REQUIREMENT :: Print each line exactly as it is given.

DATA SECTION ::
[BEGIN]

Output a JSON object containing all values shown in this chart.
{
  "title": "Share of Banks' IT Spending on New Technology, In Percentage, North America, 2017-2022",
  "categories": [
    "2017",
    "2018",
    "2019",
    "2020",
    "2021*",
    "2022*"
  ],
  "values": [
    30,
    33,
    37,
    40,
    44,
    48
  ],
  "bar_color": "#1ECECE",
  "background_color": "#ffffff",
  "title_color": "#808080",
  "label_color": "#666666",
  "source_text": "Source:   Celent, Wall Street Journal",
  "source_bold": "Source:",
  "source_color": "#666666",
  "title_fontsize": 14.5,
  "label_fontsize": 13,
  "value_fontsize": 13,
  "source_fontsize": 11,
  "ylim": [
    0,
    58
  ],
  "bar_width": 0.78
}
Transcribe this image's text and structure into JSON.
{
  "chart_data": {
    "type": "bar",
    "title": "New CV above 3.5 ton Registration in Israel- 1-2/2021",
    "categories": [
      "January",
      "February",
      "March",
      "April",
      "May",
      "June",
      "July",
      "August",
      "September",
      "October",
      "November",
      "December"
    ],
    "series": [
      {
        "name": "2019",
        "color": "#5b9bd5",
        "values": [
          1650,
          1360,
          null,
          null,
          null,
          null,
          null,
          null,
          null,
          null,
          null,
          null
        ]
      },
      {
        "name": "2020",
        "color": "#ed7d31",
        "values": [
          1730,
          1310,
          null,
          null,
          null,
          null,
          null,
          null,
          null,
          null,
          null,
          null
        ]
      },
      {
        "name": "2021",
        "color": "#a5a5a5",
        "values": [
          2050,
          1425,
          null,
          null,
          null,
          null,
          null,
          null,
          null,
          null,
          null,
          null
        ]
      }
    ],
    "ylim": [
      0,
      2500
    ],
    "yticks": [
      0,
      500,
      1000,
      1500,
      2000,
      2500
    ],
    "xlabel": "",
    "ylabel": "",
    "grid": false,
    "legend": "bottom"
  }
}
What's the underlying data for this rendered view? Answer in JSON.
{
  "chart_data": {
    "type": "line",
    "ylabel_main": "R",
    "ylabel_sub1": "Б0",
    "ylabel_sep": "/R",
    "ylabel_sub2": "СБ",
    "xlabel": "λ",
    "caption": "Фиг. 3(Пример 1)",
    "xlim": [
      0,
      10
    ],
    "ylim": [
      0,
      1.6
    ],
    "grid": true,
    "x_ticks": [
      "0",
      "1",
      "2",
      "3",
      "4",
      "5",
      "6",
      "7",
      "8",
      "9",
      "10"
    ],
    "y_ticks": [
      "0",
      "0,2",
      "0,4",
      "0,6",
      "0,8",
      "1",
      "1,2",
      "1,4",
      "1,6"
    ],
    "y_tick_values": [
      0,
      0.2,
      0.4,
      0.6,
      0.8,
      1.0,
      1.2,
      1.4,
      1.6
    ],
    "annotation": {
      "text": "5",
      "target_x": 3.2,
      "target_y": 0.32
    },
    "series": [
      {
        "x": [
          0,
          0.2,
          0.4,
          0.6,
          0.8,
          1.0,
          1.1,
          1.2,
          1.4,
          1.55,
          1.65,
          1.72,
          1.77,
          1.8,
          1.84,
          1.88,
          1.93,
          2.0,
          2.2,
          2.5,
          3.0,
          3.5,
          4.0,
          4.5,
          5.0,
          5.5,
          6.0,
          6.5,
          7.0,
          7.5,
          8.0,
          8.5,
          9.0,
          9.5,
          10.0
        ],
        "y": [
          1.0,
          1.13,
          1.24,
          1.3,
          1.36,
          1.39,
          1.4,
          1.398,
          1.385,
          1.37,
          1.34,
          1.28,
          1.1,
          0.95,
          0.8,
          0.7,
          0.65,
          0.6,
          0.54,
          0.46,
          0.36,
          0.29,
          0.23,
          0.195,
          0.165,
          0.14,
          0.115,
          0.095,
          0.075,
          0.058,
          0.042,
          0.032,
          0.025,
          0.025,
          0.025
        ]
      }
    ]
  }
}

[END]

RESPONSE ::
Output a JSON object containing all values shown in this chart.
{
  "title": "Share of Banks' IT Spending on New Technology, In Percentage, North America, 2017-2022",
  "categories": [
    "2017",
    "2018",
    "2019",
    "2020",
    "2021*",
    "2022*"
  ],
  "values": [
    30,
    33,
    37,
    40,
    44,
    48
  ],
  "bar_color": "#1ECECE",
  "background_color": "#ffffff",
  "title_color": "#808080",
  "label_color": "#666666",
  "source_text": "Source:   Celent, Wall Street Journal",
  "source_bold": "Source:",
  "source_color": "#666666",
  "title_fontsize": 14.5,
  "label_fontsize": 13,
  "value_fontsize": 13,
  "source_fontsize": 11,
  "ylim": [
    0,
    58
  ],
  "bar_width": 0.78
}
Transcribe this image's text and structure into JSON.
{
  "chart_data": {
    "type": "bar",
    "title": "New CV above 3.5 ton Registration in Israel- 1-2/2021",
    "categories": [
      "January",
      "February",
      "March",
      "April",
      "May",
      "June",
      "July",
      "August",
      "September",
      "October",
      "November",
      "December"
    ],
    "series": [
      {
        "name": "2019",
        "color": "#5b9bd5",
        "values": [
          1650,
          1360,
          null,
          null,
          null,
          null,
          null,
          null,
          null,
          null,
          null,
          null
        ]
      },
      {
        "name": "2020",
        "color": "#ed7d31",
        "values": [
          1730,
          1310,
          null,
          null,
          null,
          null,
          null,
          null,
          null,
          null,
          null,
          null
        ]
      },
      {
        "name": "2021",
        "color": "#a5a5a5",
        "values": [
          2050,
          1425,
          null,
          null,
          null,
          null,
          null,
          null,
          null,
          null,
          null,
          null
        ]
      }
    ],
    "ylim": [
      0,
      2500
    ],
    "yticks": [
      0,
      500,
      1000,
      1500,
      2000,
      2500
    ],
    "xlabel": "",
    "ylabel": "",
    "grid": false,
    "legend": "bottom"
  }
}
What's the underlying data for this rendered view? Answer in JSON.
{
  "chart_data": {
    "type": "line",
    "ylabel_main": "R",
    "ylabel_sub1": "Б0",
    "ylabel_sep": "/R",
    "ylabel_sub2": "СБ",
    "xlabel": "λ",
    "caption": "Фиг. 3(Пример 1)",
    "xlim": [
      0,
      10
    ],
    "ylim": [
      0,
      1.6
    ],
    "grid": true,
    "x_ticks": [
      "0",
      "1",
      "2",
      "3",
      "4",
      "5",
      "6",
      "7",
      "8",
      "9",
      "10"
    ],
    "y_ticks": [
      "0",
      "0,2",
      "0,4",
      "0,6",
      "0,8",
      "1",
      "1,2",
      "1,4",
      "1,6"
    ],
    "y_tick_values": [
      0,
      0.2,
      0.4,
      0.6,
      0.8,
      1.0,
      1.2,
      1.4,
      1.6
    ],
    "annotation": {
      "text": "5",
      "target_x": 3.2,
      "target_y": 0.32
    },
    "series": [
      {
        "x": [
          0,
          0.2,
          0.4,
          0.6,
          0.8,
          1.0,
          1.1,
          1.2,
          1.4,
          1.55,
          1.65,
          1.72,
          1.77,
          1.8,
          1.84,
          1.88,
          1.93,
          2.0,
          2.2,
          2.5,
          3.0,
          3.5,
          4.0,
          4.5,
          5.0,
          5.5,
          6.0,
          6.5,
          7.0,
          7.5,
          8.0,
          8.5,
          9.0,
          9.5,
          10.0
        ],
        "y": [
          1.0,
          1.13,
          1.24,
          1.3,
          1.36,
          1.39,
          1.4,
          1.398,
          1.385,
          1.37,
          1.34,
          1.28,
          1.1,
          0.95,
          0.8,
          0.7,
          0.65,
          0.6,
          0.54,
          0.46,
          0.36,
          0.29,
          0.23,
          0.195,
          0.165,
          0.14,
          0.115,
          0.095,
          0.075,
          0.058,
          0.042,
          0.032,
          0.025,
          0.025,
          0.025
        ]
      }
    ]
  }
}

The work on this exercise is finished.